» **Written request**
Copy out the records in full, word for word, without pictures.

» **Task inputs**
────────────────

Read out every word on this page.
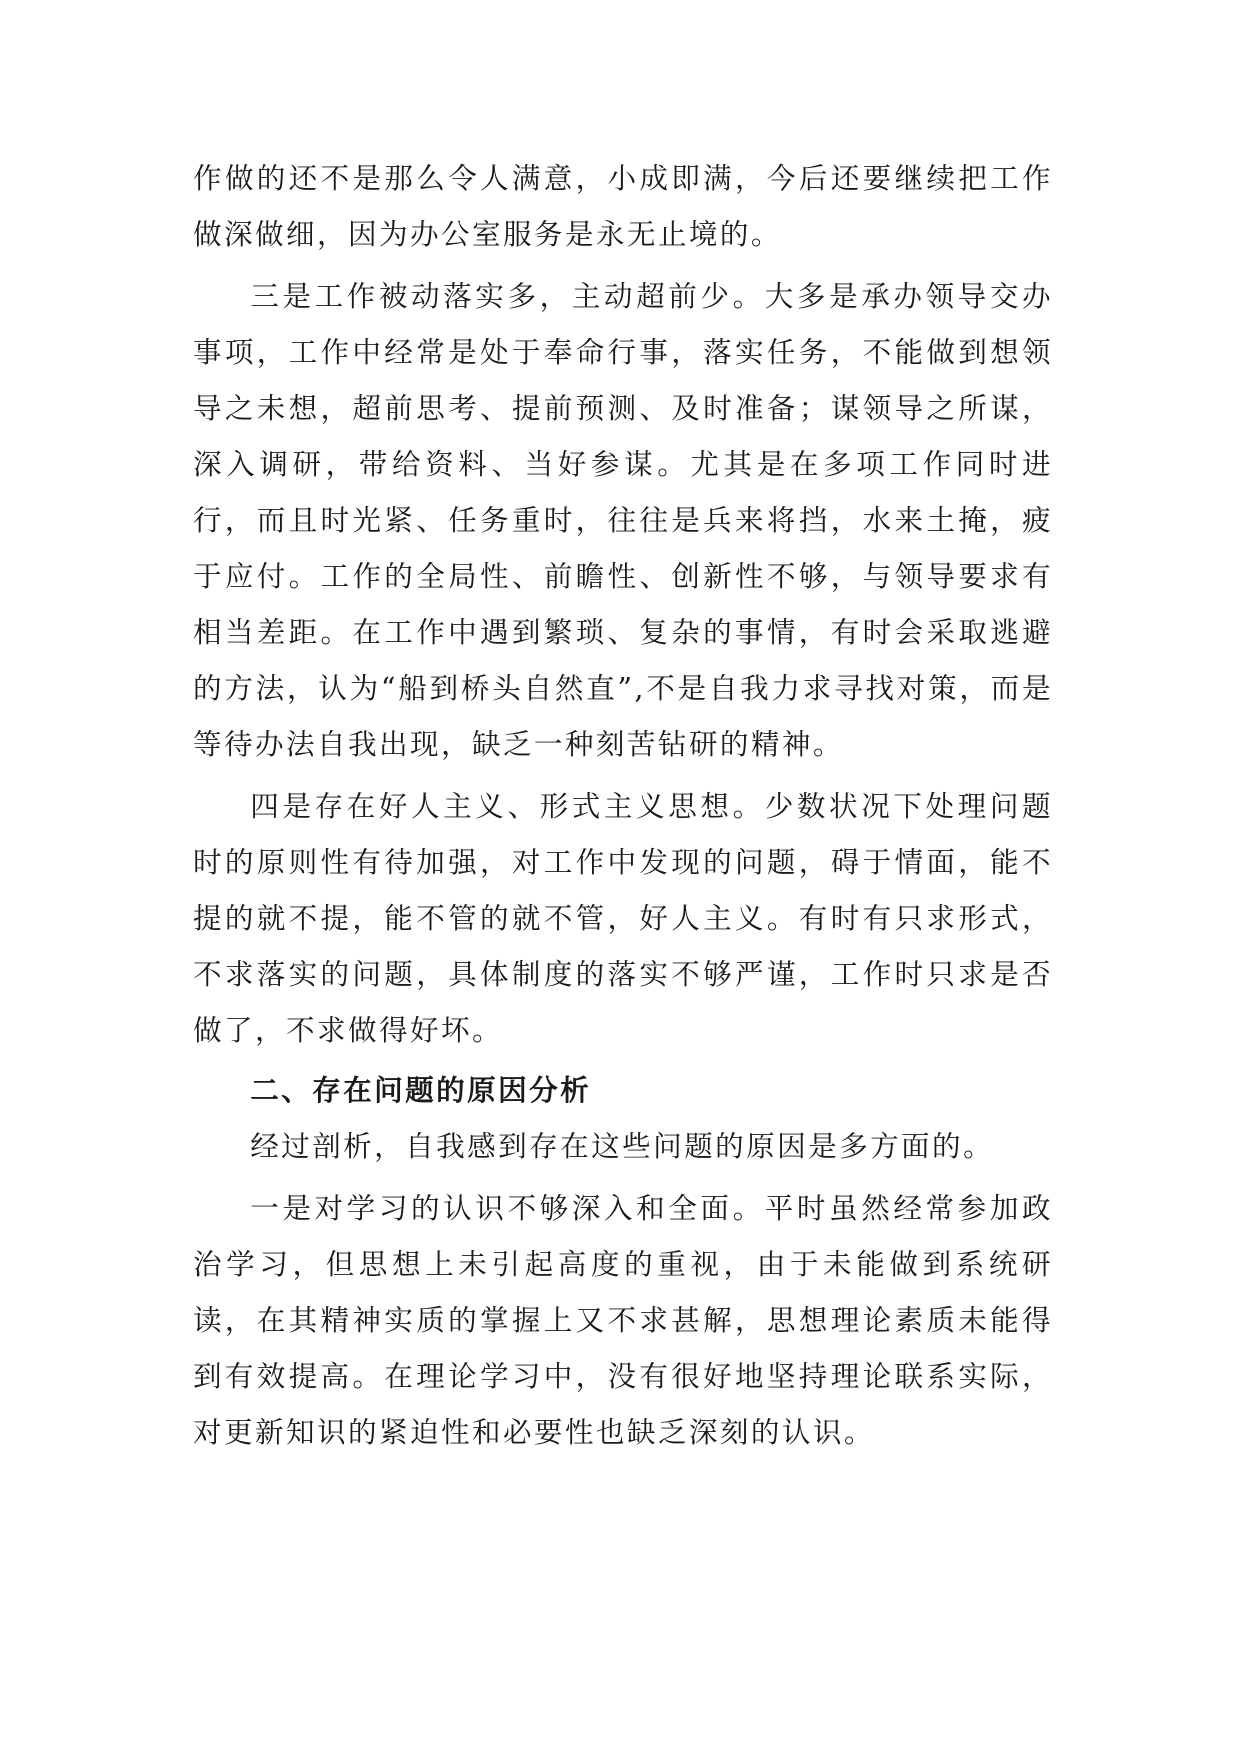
作做的还不是那么令人满意，小成即满，今后还要继续把工作做深做细，因为办公室服务是永无止境的。

三是工作被动落实多，主动超前少。大多是承办领导交办事项，工作中经常是处于奉命行事，落实任务，不能做到想领导之未想，超前思考、提前预测、及时准备；谋领导之所谋，深入调研，带给资料、当好参谋。尤其是在多项工作同时进行，而且时光紧、任务重时，往往是兵来将挡，水来土掩，疲于应付。工作的全局性、前瞻性、创新性不够，与领导要求有相当差距。在工作中遇到繁琐、复杂的事情，有时会采取逃避的方法，认为“船到桥头自然直”,不是自我力求寻找对策，而是等待办法自我出现，缺乏一种刻苦钻研的精神。

四是存在好人主义、形式主义思想。少数状况下处理问题时的原则性有待加强，对工作中发现的问题，碍于情面，能不提的就不提，能不管的就不管，好人主义。有时有只求形式，不求落实的问题，具体制度的落实不够严谨，工作时只求是否做了，不求做得好坏。

二、存在问题的原因分析

经过剖析，自我感到存在这些问题的原因是多方面的。

一是对学习的认识不够深入和全面。平时虽然经常参加政治学习，但思想上未引起高度的重视，由于未能做到系统研读，在其精神实质的掌握上又不求甚解，思想理论素质未能得到有效提高。在理论学习中，没有很好地坚持理论联系实际，对更新知识的紧迫性和必要性也缺乏深刻的认识。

────────────────

» **Response to this exercise**
Read out every word on this page.
作做的还不是那么令人满意，小成即满，今后还要继续把工作做深做细，因为办公室服务是永无止境的。

三是工作被动落实多，主动超前少。大多是承办领导交办事项，工作中经常是处于奉命行事，落实任务，不能做到想领导之未想，超前思考、提前预测、及时准备；谋领导之所谋，深入调研，带给资料、当好参谋。尤其是在多项工作同时进行，而且时光紧、任务重时，往往是兵来将挡，水来土掩，疲于应付。工作的全局性、前瞻性、创新性不够，与领导要求有相当差距。在工作中遇到繁琐、复杂的事情，有时会采取逃避的方法，认为“船到桥头自然直”,不是自我力求寻找对策，而是等待办法自我出现，缺乏一种刻苦钻研的精神。

四是存在好人主义、形式主义思想。少数状况下处理问题时的原则性有待加强，对工作中发现的问题，碍于情面，能不提的就不提，能不管的就不管，好人主义。有时有只求形式，不求落实的问题，具体制度的落实不够严谨，工作时只求是否做了，不求做得好坏。

二、存在问题的原因分析

经过剖析，自我感到存在这些问题的原因是多方面的。

一是对学习的认识不够深入和全面。平时虽然经常参加政治学习，但思想上未引起高度的重视，由于未能做到系统研读，在其精神实质的掌握上又不求甚解，思想理论素质未能得到有效提高。在理论学习中，没有很好地坚持理论联系实际，对更新知识的紧迫性和必要性也缺乏深刻的认识。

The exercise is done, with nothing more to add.